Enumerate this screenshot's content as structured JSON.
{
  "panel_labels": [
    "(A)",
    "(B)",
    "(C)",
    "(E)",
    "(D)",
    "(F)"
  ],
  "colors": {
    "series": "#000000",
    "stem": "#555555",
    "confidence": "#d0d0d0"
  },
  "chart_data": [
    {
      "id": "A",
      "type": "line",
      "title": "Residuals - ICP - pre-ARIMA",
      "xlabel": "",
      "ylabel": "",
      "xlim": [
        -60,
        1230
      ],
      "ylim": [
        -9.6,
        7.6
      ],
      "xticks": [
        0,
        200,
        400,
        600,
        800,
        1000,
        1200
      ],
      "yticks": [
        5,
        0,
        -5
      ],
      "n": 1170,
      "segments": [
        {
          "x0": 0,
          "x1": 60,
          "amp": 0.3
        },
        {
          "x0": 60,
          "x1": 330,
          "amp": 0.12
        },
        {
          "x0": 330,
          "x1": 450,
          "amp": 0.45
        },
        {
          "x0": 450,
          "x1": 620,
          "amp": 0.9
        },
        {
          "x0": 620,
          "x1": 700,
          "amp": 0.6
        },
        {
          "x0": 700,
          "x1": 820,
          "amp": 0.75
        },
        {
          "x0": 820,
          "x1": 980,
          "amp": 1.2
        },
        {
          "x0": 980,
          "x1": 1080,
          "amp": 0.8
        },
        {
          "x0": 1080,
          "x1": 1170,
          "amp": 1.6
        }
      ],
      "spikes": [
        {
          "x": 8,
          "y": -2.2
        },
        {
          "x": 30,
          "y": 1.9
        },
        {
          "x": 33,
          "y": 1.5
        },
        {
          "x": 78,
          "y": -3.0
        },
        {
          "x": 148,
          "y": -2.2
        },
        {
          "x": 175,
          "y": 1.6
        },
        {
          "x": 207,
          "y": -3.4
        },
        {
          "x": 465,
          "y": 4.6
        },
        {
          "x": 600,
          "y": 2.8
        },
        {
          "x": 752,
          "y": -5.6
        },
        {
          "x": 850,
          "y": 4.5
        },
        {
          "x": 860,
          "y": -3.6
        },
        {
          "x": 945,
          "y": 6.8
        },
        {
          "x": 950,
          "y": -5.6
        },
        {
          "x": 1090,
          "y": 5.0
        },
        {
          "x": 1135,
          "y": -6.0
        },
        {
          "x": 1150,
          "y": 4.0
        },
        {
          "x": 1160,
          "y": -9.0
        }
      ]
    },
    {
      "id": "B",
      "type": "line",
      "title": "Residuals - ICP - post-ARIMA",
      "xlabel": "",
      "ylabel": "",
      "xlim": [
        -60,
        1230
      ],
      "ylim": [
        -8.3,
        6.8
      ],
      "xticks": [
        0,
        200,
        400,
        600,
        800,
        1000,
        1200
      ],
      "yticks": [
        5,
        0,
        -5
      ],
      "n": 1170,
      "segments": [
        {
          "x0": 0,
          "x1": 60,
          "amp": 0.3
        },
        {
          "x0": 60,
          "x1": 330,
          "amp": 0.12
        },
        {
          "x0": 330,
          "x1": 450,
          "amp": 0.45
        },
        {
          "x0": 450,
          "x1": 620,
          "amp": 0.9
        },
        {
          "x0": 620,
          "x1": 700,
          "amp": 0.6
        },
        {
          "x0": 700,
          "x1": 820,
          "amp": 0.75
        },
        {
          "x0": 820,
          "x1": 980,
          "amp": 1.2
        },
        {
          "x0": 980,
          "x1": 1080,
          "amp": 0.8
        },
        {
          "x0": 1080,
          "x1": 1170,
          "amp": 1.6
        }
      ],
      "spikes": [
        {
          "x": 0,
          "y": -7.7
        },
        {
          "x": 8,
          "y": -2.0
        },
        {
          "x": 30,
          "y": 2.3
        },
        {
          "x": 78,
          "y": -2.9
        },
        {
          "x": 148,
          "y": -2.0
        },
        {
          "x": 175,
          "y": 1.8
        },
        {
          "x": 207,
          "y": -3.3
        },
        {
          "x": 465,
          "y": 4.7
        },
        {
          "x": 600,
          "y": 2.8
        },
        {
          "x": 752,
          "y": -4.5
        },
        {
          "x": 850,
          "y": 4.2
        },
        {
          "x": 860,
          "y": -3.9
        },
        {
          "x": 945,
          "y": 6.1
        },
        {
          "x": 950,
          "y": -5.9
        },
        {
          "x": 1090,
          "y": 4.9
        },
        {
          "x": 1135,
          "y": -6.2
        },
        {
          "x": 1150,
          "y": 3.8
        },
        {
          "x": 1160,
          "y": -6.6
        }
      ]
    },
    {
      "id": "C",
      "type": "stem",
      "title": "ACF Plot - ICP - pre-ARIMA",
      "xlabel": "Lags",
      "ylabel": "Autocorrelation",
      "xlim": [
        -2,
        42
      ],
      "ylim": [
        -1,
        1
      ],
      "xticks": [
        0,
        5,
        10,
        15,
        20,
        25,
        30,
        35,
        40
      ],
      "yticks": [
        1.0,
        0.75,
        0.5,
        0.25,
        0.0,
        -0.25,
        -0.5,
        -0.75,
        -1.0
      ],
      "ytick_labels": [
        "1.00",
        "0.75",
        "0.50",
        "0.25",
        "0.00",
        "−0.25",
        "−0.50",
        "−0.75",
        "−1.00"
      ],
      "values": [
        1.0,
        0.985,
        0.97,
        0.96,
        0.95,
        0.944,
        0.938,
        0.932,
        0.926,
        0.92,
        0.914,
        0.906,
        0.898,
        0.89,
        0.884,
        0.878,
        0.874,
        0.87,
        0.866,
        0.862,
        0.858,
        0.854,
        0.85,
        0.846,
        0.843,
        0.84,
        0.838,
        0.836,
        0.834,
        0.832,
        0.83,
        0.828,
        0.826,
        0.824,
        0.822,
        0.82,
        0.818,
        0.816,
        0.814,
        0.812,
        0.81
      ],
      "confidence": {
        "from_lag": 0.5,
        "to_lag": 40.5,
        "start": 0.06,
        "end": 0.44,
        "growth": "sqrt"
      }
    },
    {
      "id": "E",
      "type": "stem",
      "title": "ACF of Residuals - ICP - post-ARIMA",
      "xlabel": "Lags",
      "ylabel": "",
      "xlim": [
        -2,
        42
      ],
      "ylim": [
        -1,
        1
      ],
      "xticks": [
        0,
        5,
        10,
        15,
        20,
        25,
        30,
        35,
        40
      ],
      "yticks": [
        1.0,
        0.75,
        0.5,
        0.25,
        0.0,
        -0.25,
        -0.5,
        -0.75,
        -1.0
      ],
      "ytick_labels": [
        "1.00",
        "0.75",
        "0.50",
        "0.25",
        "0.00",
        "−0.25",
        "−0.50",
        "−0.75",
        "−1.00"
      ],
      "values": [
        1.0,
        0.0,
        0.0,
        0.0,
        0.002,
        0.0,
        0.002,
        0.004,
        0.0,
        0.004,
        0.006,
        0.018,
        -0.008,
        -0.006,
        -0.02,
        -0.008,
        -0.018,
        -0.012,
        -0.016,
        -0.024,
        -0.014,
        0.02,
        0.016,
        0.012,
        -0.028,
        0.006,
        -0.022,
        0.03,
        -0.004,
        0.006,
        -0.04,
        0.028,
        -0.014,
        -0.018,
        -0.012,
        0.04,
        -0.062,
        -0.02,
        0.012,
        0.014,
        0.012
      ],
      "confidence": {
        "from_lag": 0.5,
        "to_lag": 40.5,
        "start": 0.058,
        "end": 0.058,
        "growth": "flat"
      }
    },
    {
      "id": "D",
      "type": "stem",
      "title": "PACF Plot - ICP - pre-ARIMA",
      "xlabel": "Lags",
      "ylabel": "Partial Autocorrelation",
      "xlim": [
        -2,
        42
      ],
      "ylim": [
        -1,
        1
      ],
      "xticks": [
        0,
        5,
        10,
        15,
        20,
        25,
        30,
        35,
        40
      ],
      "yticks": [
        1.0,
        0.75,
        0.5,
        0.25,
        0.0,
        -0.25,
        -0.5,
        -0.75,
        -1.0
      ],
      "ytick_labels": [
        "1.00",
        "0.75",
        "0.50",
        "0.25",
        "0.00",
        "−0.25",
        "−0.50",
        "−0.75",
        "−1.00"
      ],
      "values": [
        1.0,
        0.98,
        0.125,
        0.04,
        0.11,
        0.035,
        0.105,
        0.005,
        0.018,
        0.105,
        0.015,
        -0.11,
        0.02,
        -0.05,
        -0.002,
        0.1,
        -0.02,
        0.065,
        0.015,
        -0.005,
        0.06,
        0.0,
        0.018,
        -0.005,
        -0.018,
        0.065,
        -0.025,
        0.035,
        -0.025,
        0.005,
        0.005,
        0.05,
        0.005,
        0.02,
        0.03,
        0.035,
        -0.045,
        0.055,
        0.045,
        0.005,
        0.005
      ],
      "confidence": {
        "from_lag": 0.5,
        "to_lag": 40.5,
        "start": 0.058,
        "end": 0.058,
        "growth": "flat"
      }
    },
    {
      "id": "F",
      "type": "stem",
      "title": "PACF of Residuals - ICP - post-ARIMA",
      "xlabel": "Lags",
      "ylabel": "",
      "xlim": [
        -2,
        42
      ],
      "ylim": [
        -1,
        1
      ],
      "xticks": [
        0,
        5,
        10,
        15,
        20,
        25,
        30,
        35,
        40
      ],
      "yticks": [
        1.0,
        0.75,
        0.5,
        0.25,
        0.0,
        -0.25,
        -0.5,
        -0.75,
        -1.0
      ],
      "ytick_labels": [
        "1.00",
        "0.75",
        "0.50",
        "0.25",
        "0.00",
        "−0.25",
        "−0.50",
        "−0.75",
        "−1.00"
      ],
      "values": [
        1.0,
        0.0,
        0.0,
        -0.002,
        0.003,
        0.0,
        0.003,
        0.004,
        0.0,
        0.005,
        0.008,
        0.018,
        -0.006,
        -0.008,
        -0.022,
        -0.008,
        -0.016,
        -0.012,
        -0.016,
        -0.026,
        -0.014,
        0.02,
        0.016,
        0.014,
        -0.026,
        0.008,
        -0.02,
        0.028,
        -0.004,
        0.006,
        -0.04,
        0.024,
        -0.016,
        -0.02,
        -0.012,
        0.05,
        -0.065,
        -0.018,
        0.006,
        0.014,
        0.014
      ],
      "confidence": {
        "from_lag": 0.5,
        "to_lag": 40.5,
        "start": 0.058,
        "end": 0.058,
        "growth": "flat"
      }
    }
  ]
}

● ● ● ● ● ● ●

Which lines contain "Residuals"? Copy each of them.

      "title": "Residuals - ICP - pre-ARIMA",
      "title": "Residuals - ICP - post-ARIMA",
      "title": "ACF of Residuals - ICP - post-ARIMA",
      "title": "PACF of Residuals - ICP - post-ARIMA",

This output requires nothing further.